TASK OBJECTIVE –
Transcribe the listing verbatim. Do not carry over any pictures.
#### DATASET ROWS
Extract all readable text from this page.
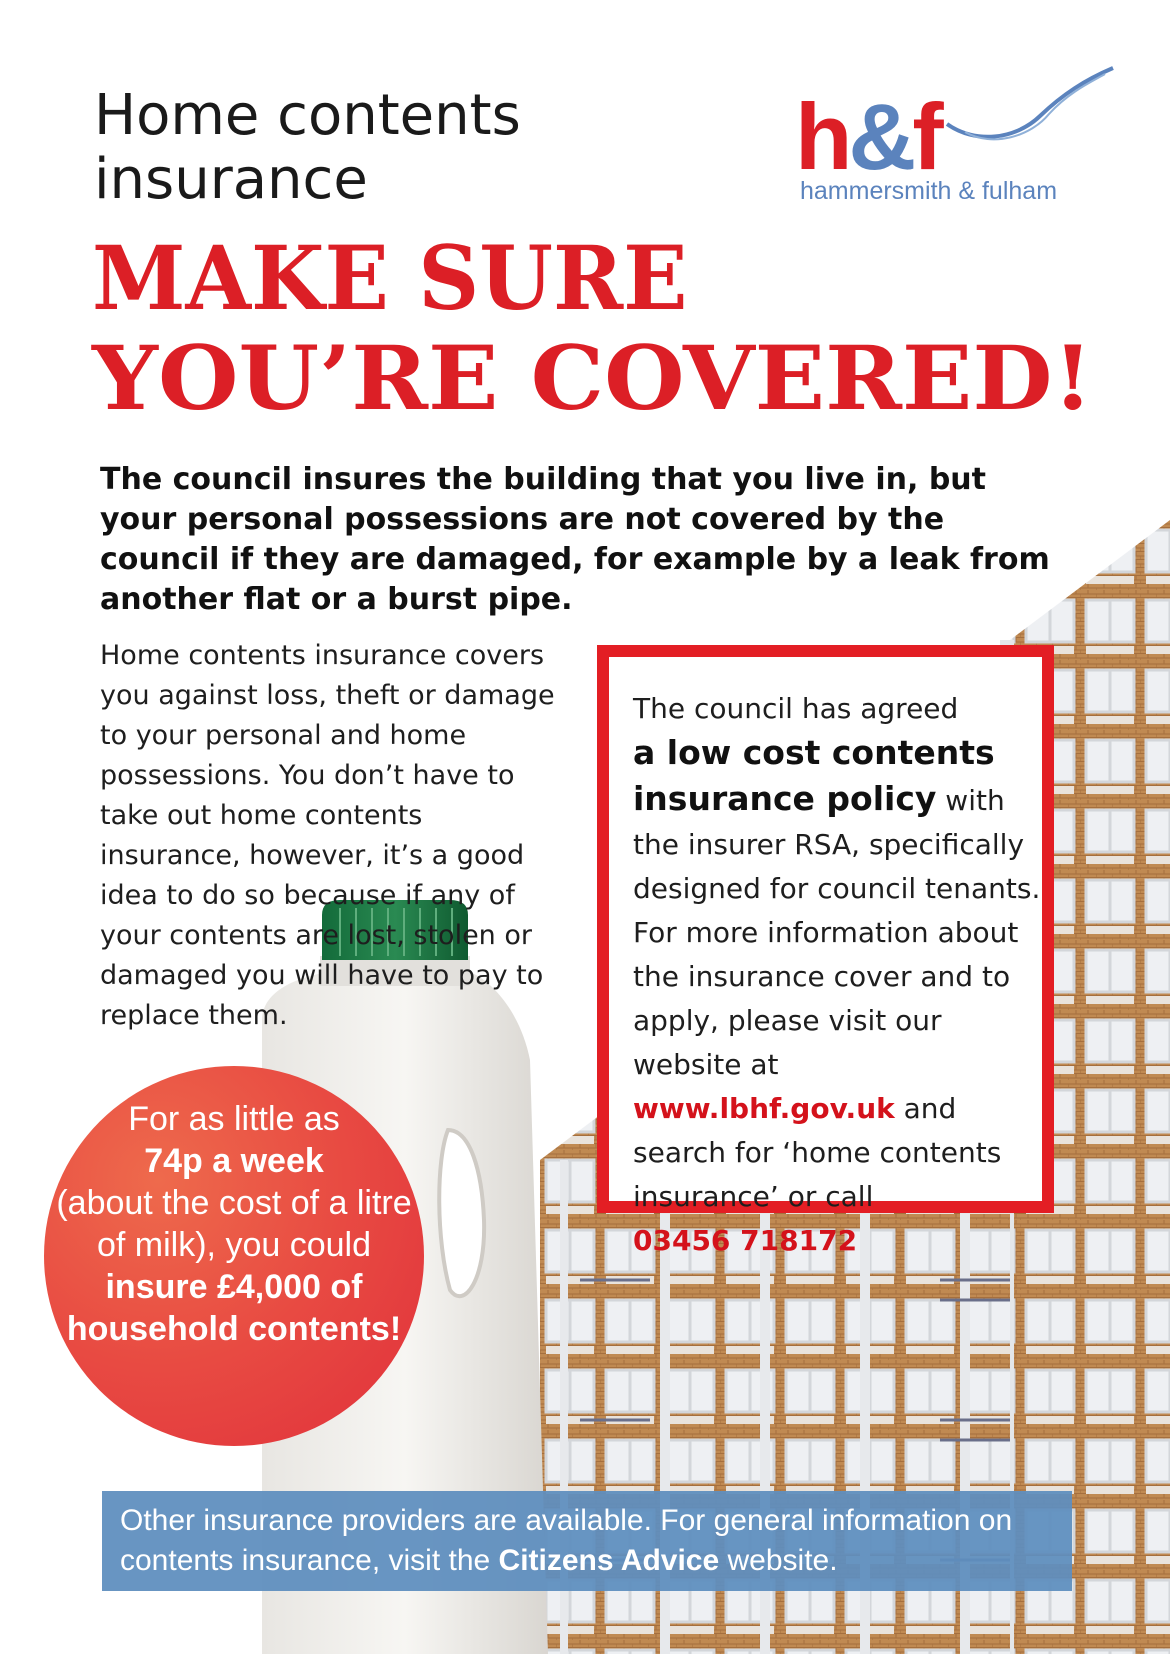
Home contents
insurance	h&f
hammersmith & fulham
MAKE SURE
YOU’RE COVERED!
The council insures the building that you live in, but your personal possessions are not covered by the council if they are damaged, for example by a leak from another flat or a burst pipe.
Home contents insurance covers you against loss, theft or damage to your personal and home possessions. You don’t have to take out home contents insurance, however, it’s a good idea to do so because if any of your contents are lost, stolen or damaged you will have to pay to replace them.
The council has agreed
a low cost contents insurance policy with the insurer RSA, specifically designed for council tenants. For more information about the insurance cover and to apply, please visit our website at www.lbhf.gov.uk and search for ‘home contents insurance’ or call
03456 718172
For as little as
74p a week
(about the cost of a litre of milk), you could
insure £4,000 of household contents!
Other insurance providers are available. For general information on contents insurance, visit the Citizens Advice website.
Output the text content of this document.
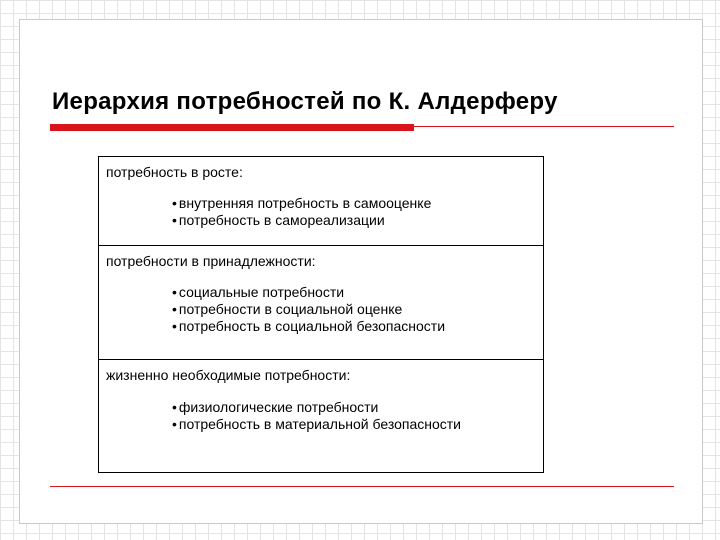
Иерархия потребностей по К. Алдерферу
потребность в росте:
• внутренняя потребность в самооценке
• потребность в самореализации
потребности в принадлежности:
• социальные потребности
• потребности в социальной оценке
• потребность в социальной безопасности
жизненно необходимые потребности:
• физиологические потребности
• потребность в материальной безопасности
########
TASK RESULT –
Extract all readable text from this page.
Home contents
insurance	h&f
hammersmith & fulham
MAKE SURE
YOU’RE COVERED!
The council insures the building that you live in, but your personal possessions are not covered by the council if they are damaged, for example by a leak from another flat or a burst pipe.
Home contents insurance covers you against loss, theft or damage to your personal and home possessions. You don’t have to take out home contents insurance, however, it’s a good idea to do so because if any of your contents are lost, stolen or damaged you will have to pay to replace them.
The council has agreed
a low cost contents insurance policy with the insurer RSA, specifically designed for council tenants. For more information about the insurance cover and to apply, please visit our website at www.lbhf.gov.uk and search for ‘home contents insurance’ or call
03456 718172
For as little as
74p a week
(about the cost of a litre of milk), you could
insure £4,000 of household contents!
Other insurance providers are available. For general information on contents insurance, visit the Citizens Advice website.
Output the text content of this document.
Иерархия потребностей по К. Алдерферу
потребность в росте:
• внутренняя потребность в самооценке
• потребность в самореализации
потребности в принадлежности:
• социальные потребности
• потребности в социальной оценке
• потребность в социальной безопасности
жизненно необходимые потребности:
• физиологические потребности
• потребность в материальной безопасности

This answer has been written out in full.